**EXERCISE AIM:** Wherever the word "grid" shows up in a line, please copy that line.

Figure data in JSON:
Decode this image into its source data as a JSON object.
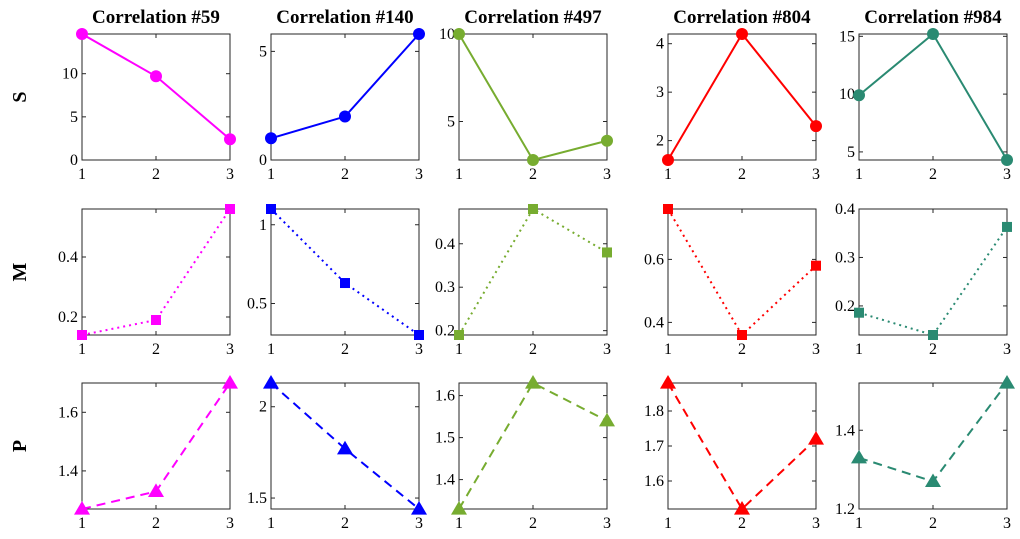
{
  "chart_data": {
    "type": "line",
    "layout": "grid 3 rows x 5 columns",
    "x": [
      1,
      2,
      3
    ],
    "x_ticks": [
      "1",
      "2",
      "3"
    ],
    "row_labels": [
      "S",
      "M",
      "P"
    ],
    "columns": [
      {
        "title": "Correlation #59",
        "color": "#ff00ff",
        "S": {
          "values": [
            14.6,
            9.7,
            2.4
          ],
          "ylim": [
            0,
            14.6
          ],
          "yticks": [
            "0",
            "5",
            "10"
          ],
          "ytick_values": [
            0,
            5,
            10
          ]
        },
        "M": {
          "values": [
            0.14,
            0.19,
            0.56
          ],
          "ylim": [
            0.14,
            0.56
          ],
          "yticks": [
            "0.2",
            "0.4"
          ],
          "ytick_values": [
            0.2,
            0.4
          ]
        },
        "P": {
          "values": [
            1.27,
            1.33,
            1.7
          ],
          "ylim": [
            1.27,
            1.7
          ],
          "yticks": [
            "1.4",
            "1.6"
          ],
          "ytick_values": [
            1.4,
            1.6
          ]
        }
      },
      {
        "title": "Correlation #140",
        "color": "#0000ff",
        "S": {
          "values": [
            1.0,
            2.0,
            5.8
          ],
          "ylim": [
            0,
            5.8
          ],
          "yticks": [
            "0",
            "5"
          ],
          "ytick_values": [
            0,
            5
          ]
        },
        "M": {
          "values": [
            1.1,
            0.63,
            0.3
          ],
          "ylim": [
            0.3,
            1.1
          ],
          "yticks": [
            "0.5",
            "1"
          ],
          "ytick_values": [
            0.5,
            1.0
          ]
        },
        "P": {
          "values": [
            2.13,
            1.77,
            1.44
          ],
          "ylim": [
            1.44,
            2.13
          ],
          "yticks": [
            "1.5",
            "2"
          ],
          "ytick_values": [
            1.5,
            2.0
          ]
        }
      },
      {
        "title": "Correlation #497",
        "color": "#77ac30",
        "S": {
          "values": [
            10.0,
            2.8,
            3.9
          ],
          "ylim": [
            2.8,
            10.0
          ],
          "yticks": [
            "5",
            "10"
          ],
          "ytick_values": [
            5,
            10
          ]
        },
        "M": {
          "values": [
            0.19,
            0.48,
            0.38
          ],
          "ylim": [
            0.19,
            0.48
          ],
          "yticks": [
            "0.2",
            "0.3",
            "0.4"
          ],
          "ytick_values": [
            0.2,
            0.3,
            0.4
          ]
        },
        "P": {
          "values": [
            1.33,
            1.63,
            1.54
          ],
          "ylim": [
            1.33,
            1.63
          ],
          "yticks": [
            "1.4",
            "1.5",
            "1.6"
          ],
          "ytick_values": [
            1.4,
            1.5,
            1.6
          ]
        }
      },
      {
        "title": "Correlation #804",
        "color": "#ff0000",
        "S": {
          "values": [
            1.6,
            4.2,
            2.3
          ],
          "ylim": [
            1.6,
            4.2
          ],
          "yticks": [
            "2",
            "3",
            "4"
          ],
          "ytick_values": [
            2,
            3,
            4
          ]
        },
        "M": {
          "values": [
            0.76,
            0.36,
            0.58
          ],
          "ylim": [
            0.36,
            0.76
          ],
          "yticks": [
            "0.4",
            "0.6"
          ],
          "ytick_values": [
            0.4,
            0.6
          ]
        },
        "P": {
          "values": [
            1.88,
            1.52,
            1.72
          ],
          "ylim": [
            1.52,
            1.88
          ],
          "yticks": [
            "1.6",
            "1.7",
            "1.8"
          ],
          "ytick_values": [
            1.6,
            1.7,
            1.8
          ]
        }
      },
      {
        "title": "Correlation #984",
        "color": "#2a8a72",
        "S": {
          "values": [
            9.9,
            15.2,
            4.3
          ],
          "ylim": [
            4.3,
            15.2
          ],
          "yticks": [
            "5",
            "10",
            "15"
          ],
          "ytick_values": [
            5,
            10,
            15
          ]
        },
        "M": {
          "values": [
            0.186,
            0.14,
            0.363
          ],
          "ylim": [
            0.14,
            0.4
          ],
          "yticks": [
            "0.2",
            "0.3",
            "0.4"
          ],
          "ytick_values": [
            0.2,
            0.3,
            0.4
          ]
        },
        "P": {
          "values": [
            1.33,
            1.27,
            1.52
          ],
          "ylim": [
            1.2,
            1.52
          ],
          "yticks": [
            "1.2",
            "1.4"
          ],
          "ytick_values": [
            1.2,
            1.4
          ]
        }
      }
    ],
    "row_styles": {
      "S": {
        "line": "solid",
        "marker": "circle"
      },
      "M": {
        "line": "dotted",
        "marker": "square"
      },
      "P": {
        "line": "dashed",
        "marker": "triangle"
      }
    },
    "grid": false,
    "legend": "none"
  }
}
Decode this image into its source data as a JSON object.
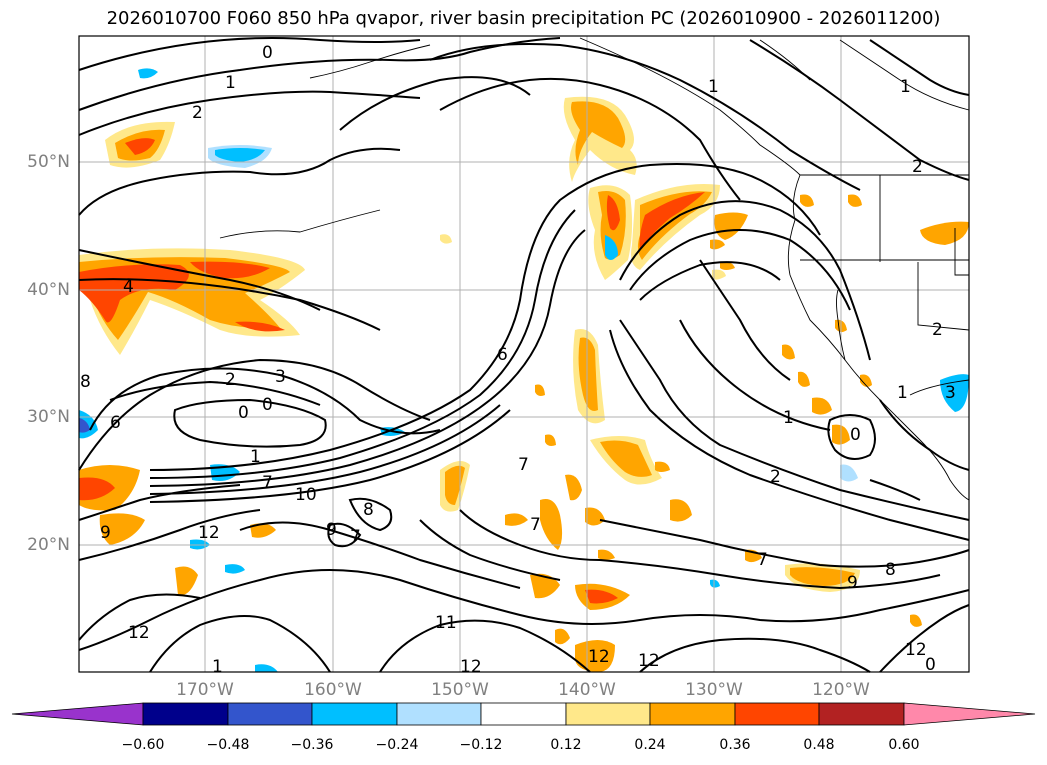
{
  "title": "2026010700 F060 850 hPa qvapor, river basin precipitation PC (2026010900 - 2026011200)",
  "lat_labels": [
    "50°N",
    "40°N",
    "30°N",
    "20°N"
  ],
  "lon_labels": [
    "170°W",
    "160°W",
    "150°W",
    "140°W",
    "130°W",
    "120°W"
  ],
  "colorbar": {
    "ticks": [
      "−0.60",
      "−0.48",
      "−0.36",
      "−0.24",
      "−0.12",
      "0.12",
      "0.24",
      "0.36",
      "0.48",
      "0.60"
    ],
    "colors": [
      "#9933cc",
      "#00008b",
      "#3355cc",
      "#00bfff",
      "#b0e0ff",
      "#ffffff",
      "#ffe88a",
      "#ffa500",
      "#ff4500",
      "#b22222",
      "#ff88aa"
    ]
  },
  "contour_labels": [
    "0",
    "1",
    "2",
    "4",
    "6",
    "2",
    "3",
    "0",
    "0",
    "1",
    "7",
    "10",
    "9",
    "12",
    "8",
    "9",
    "7",
    "12",
    "1",
    "7",
    "7",
    "8",
    "6",
    "1",
    "2",
    "0",
    "1",
    "3",
    "7",
    "9",
    "8",
    "11",
    "12",
    "12",
    "12",
    "12",
    "0",
    "1",
    "2",
    "2",
    "1"
  ]
}
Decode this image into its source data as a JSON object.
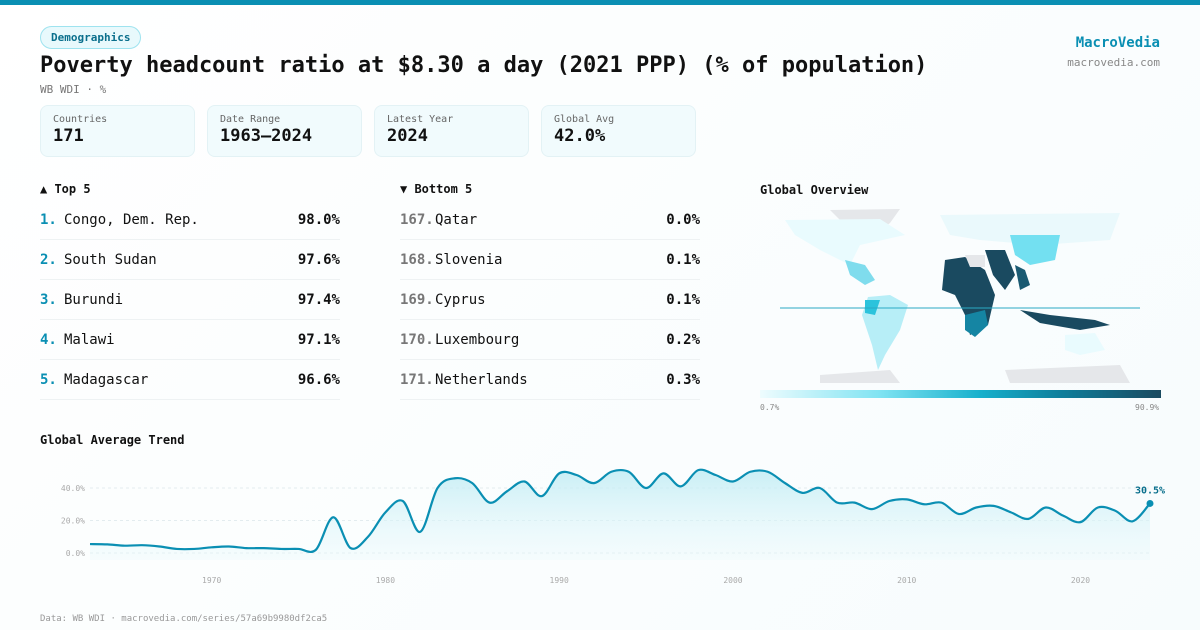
{
  "header": {
    "tag": "Demographics",
    "title": "Poverty headcount ratio at $8.30 a day (2021 PPP) (% of population)",
    "subtitle": "WB WDI · %",
    "brand": "MacroVedia",
    "brand_url": "macrovedia.com"
  },
  "stats": [
    {
      "label": "Countries",
      "value": "171"
    },
    {
      "label": "Date Range",
      "value": "1963–2024"
    },
    {
      "label": "Latest Year",
      "value": "2024"
    },
    {
      "label": "Global Avg",
      "value": "42.0%"
    }
  ],
  "top": {
    "title": "▲ Top 5",
    "items": [
      {
        "rank": "1.",
        "name": "Congo, Dem. Rep.",
        "value": "98.0%"
      },
      {
        "rank": "2.",
        "name": "South Sudan",
        "value": "97.6%"
      },
      {
        "rank": "3.",
        "name": "Burundi",
        "value": "97.4%"
      },
      {
        "rank": "4.",
        "name": "Malawi",
        "value": "97.1%"
      },
      {
        "rank": "5.",
        "name": "Madagascar",
        "value": "96.6%"
      }
    ]
  },
  "bottom": {
    "title": "▼ Bottom 5",
    "items": [
      {
        "rank": "167.",
        "name": "Qatar",
        "value": "0.0%"
      },
      {
        "rank": "168.",
        "name": "Slovenia",
        "value": "0.1%"
      },
      {
        "rank": "169.",
        "name": "Cyprus",
        "value": "0.1%"
      },
      {
        "rank": "170.",
        "name": "Luxembourg",
        "value": "0.2%"
      },
      {
        "rank": "171.",
        "name": "Netherlands",
        "value": "0.3%"
      }
    ]
  },
  "map": {
    "title": "Global Overview",
    "min_label": "0.7%",
    "max_label": "90.9%"
  },
  "footer": "Data: WB WDI · macrovedia.com/series/57a69b9980df2ca5",
  "chart_data": {
    "type": "area",
    "title": "Global Average Trend",
    "xlabel": "",
    "ylabel": "",
    "xlim": [
      1963,
      2024
    ],
    "ylim": [
      -3,
      52
    ],
    "x_ticks": [
      1970,
      1980,
      1990,
      2000,
      2010,
      2020
    ],
    "y_ticks": [
      {
        "v": 0,
        "label": "0.0%"
      },
      {
        "v": 20,
        "label": "20.0%"
      },
      {
        "v": 40,
        "label": "40.0%"
      }
    ],
    "last_label": "30.5%",
    "x": [
      1963,
      1964,
      1965,
      1966,
      1967,
      1968,
      1969,
      1970,
      1971,
      1972,
      1973,
      1974,
      1975,
      1976,
      1977,
      1978,
      1979,
      1980,
      1981,
      1982,
      1983,
      1984,
      1985,
      1986,
      1987,
      1988,
      1989,
      1990,
      1991,
      1992,
      1993,
      1994,
      1995,
      1996,
      1997,
      1998,
      1999,
      2000,
      2001,
      2002,
      2003,
      2004,
      2005,
      2006,
      2007,
      2008,
      2009,
      2010,
      2011,
      2012,
      2013,
      2014,
      2015,
      2016,
      2017,
      2018,
      2019,
      2020,
      2021,
      2022,
      2023,
      2024
    ],
    "values": [
      5.5,
      5.3,
      4.5,
      4.8,
      4,
      2.5,
      2.5,
      3.5,
      4,
      3,
      3,
      2.5,
      2.5,
      2,
      22,
      3,
      10,
      25,
      32,
      13,
      40,
      46,
      43,
      31,
      38,
      44,
      35,
      49,
      48,
      43,
      50,
      50,
      40,
      49,
      41,
      51,
      48,
      44,
      50,
      50,
      43,
      37,
      40,
      31,
      31,
      27,
      32,
      33,
      30,
      31,
      24,
      28,
      29,
      25,
      21,
      28,
      23,
      19,
      28,
      26,
      19.5,
      30.5
    ]
  }
}
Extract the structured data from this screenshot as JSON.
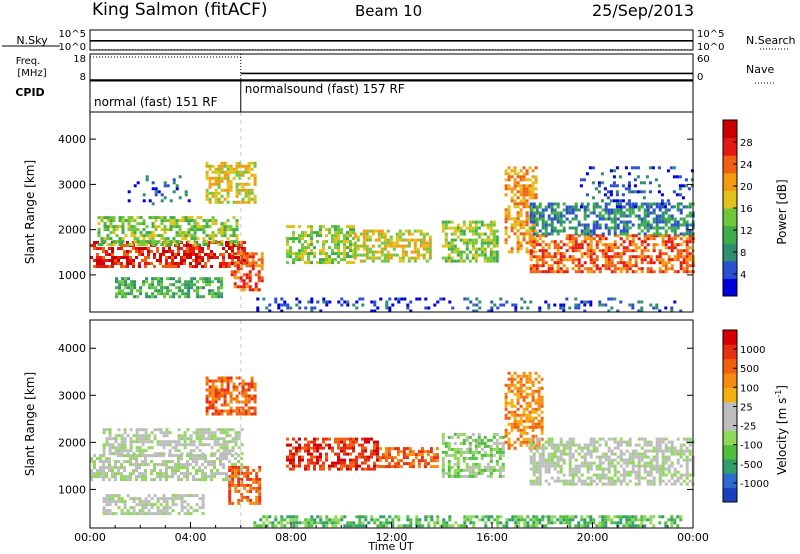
{
  "header": {
    "station": "King Salmon (fitACF)",
    "beam": "Beam 10",
    "date": "25/Sep/2013"
  },
  "chart_data": [
    {
      "type": "line",
      "panel": "noise",
      "left_label": "N.Sky",
      "right_label": "N.Search",
      "left_ticks": [
        "10^5",
        "10^0"
      ],
      "right_ticks": [
        "10^5",
        "10^0"
      ],
      "series": [
        {
          "name": "N.Sky",
          "style": "solid",
          "x": [
            0,
            6,
            12,
            18,
            24
          ],
          "y": [
            2.3,
            2.3,
            2.3,
            2.3,
            2.3
          ]
        },
        {
          "name": "N.Search",
          "style": "dotted",
          "x": [
            0,
            24
          ],
          "y": [
            0.05,
            0.05
          ]
        }
      ]
    },
    {
      "type": "line",
      "panel": "frequency",
      "left_label": "Freq.",
      "left_unit": "[MHz]",
      "left_ticks": [
        "18",
        "8"
      ],
      "left_ylim": [
        8,
        18
      ],
      "right_label": "Nave",
      "right_ticks": [
        "60",
        "0"
      ],
      "right_ylim": [
        0,
        60
      ],
      "cpid_label": "CPID",
      "series": [
        {
          "name": "Freq.",
          "style": "dotted",
          "x": [
            0,
            6.0
          ],
          "y": [
            18,
            18
          ]
        },
        {
          "name": "Freq.",
          "style": "solid",
          "x": [
            6.0,
            24
          ],
          "y": [
            10.2,
            10.2
          ]
        },
        {
          "name": "Nave",
          "style": "solid",
          "x": [
            0,
            24
          ],
          "y": [
            0,
            0
          ]
        }
      ],
      "cpid_segments": [
        {
          "label": "normal (fast) 151 RF",
          "start": 0,
          "end": 6.0
        },
        {
          "label": "normalsound (fast) 157 RF",
          "start": 6.0,
          "end": 24
        }
      ]
    },
    {
      "type": "heatmap",
      "panel": "power",
      "ylabel": "Slant Range [km]",
      "yticks": [
        1000,
        2000,
        3000,
        4000
      ],
      "ylim": [
        180,
        4600
      ],
      "xlim": [
        0,
        24
      ],
      "colorbar": {
        "label": "Power [dB]",
        "ticks": [
          "28",
          "24",
          "20",
          "16",
          "12",
          "8",
          "4"
        ],
        "colors": [
          "#0000dd",
          "#2a4fd0",
          "#2f8f6e",
          "#3fae4a",
          "#6fc83a",
          "#e0c21a",
          "#f39a10",
          "#f06010",
          "#e51a10",
          "#cc0000"
        ]
      },
      "regions": [
        {
          "x": [
            0.0,
            6.2
          ],
          "r": [
            1200,
            1750
          ],
          "level": 8
        },
        {
          "x": [
            0.3,
            5.8
          ],
          "r": [
            1700,
            2300
          ],
          "level": 4
        },
        {
          "x": [
            1.0,
            5.2
          ],
          "r": [
            500,
            950
          ],
          "level": 3
        },
        {
          "x": [
            4.6,
            6.6
          ],
          "r": [
            2600,
            3500
          ],
          "level": 5
        },
        {
          "x": [
            5.6,
            6.8
          ],
          "r": [
            700,
            1500
          ],
          "level": 7
        },
        {
          "x": [
            7.8,
            10.5
          ],
          "r": [
            1300,
            2100
          ],
          "level": 4
        },
        {
          "x": [
            10.5,
            13.5
          ],
          "r": [
            1300,
            2000
          ],
          "level": 5
        },
        {
          "x": [
            14.0,
            16.2
          ],
          "r": [
            1300,
            2200
          ],
          "level": 4
        },
        {
          "x": [
            16.5,
            17.8
          ],
          "r": [
            1500,
            3400
          ],
          "level": 6
        },
        {
          "x": [
            17.5,
            24.0
          ],
          "r": [
            1100,
            1900
          ],
          "level": 7
        },
        {
          "x": [
            17.5,
            24.0
          ],
          "r": [
            1900,
            2600
          ],
          "level": 2
        },
        {
          "x": [
            6.5,
            23.5
          ],
          "r": [
            200,
            500
          ],
          "level": 1
        },
        {
          "x": [
            1.5,
            4.0
          ],
          "r": [
            2600,
            3200
          ],
          "level": 1
        },
        {
          "x": [
            19.5,
            24.0
          ],
          "r": [
            2500,
            3400
          ],
          "level": 1
        }
      ]
    },
    {
      "type": "heatmap",
      "panel": "velocity",
      "ylabel": "Slant Range [km]",
      "yticks": [
        1000,
        2000,
        3000,
        4000
      ],
      "ylim": [
        180,
        4600
      ],
      "xlabel": "Time UT",
      "xticks": [
        "00:00",
        "04:00",
        "08:00",
        "12:00",
        "16:00",
        "20:00",
        "00:00"
      ],
      "xlim": [
        0,
        24
      ],
      "colorbar": {
        "label": "Velocity [m s^-1]",
        "ticks": [
          "1000",
          "500",
          "100",
          "25",
          "-25",
          "-100",
          "-500",
          "-1000"
        ],
        "colors": [
          "#1a3fbf",
          "#2c6ad1",
          "#2f9e6a",
          "#4fbf3c",
          "#8fd85a",
          "#bdbdbd",
          "#bdbdbd",
          "#f3b010",
          "#f58a10",
          "#f06010",
          "#e83010",
          "#d50000"
        ]
      },
      "regions": [
        {
          "x": [
            0.0,
            6.0
          ],
          "r": [
            1200,
            1750
          ],
          "level": 5
        },
        {
          "x": [
            0.5,
            6.0
          ],
          "r": [
            1750,
            2300
          ],
          "level": 5
        },
        {
          "x": [
            5.5,
            6.8
          ],
          "r": [
            700,
            1500
          ],
          "level": 9
        },
        {
          "x": [
            4.6,
            6.6
          ],
          "r": [
            2600,
            3400
          ],
          "level": 9
        },
        {
          "x": [
            7.8,
            11.5
          ],
          "r": [
            1400,
            2100
          ],
          "level": 10
        },
        {
          "x": [
            11.5,
            13.8
          ],
          "r": [
            1500,
            1900
          ],
          "level": 9
        },
        {
          "x": [
            14.0,
            16.5
          ],
          "r": [
            1300,
            2200
          ],
          "level": 4
        },
        {
          "x": [
            16.5,
            18.0
          ],
          "r": [
            1900,
            3500
          ],
          "level": 8
        },
        {
          "x": [
            17.5,
            24.0
          ],
          "r": [
            1100,
            2100
          ],
          "level": 5
        },
        {
          "x": [
            6.5,
            23.5
          ],
          "r": [
            200,
            450
          ],
          "level": 3
        },
        {
          "x": [
            0.5,
            4.5
          ],
          "r": [
            500,
            900
          ],
          "level": 5
        }
      ]
    }
  ]
}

**ANSWER IN FULL:**
    "layout": "grid 3 rows x 5 columns",
    "grid": false,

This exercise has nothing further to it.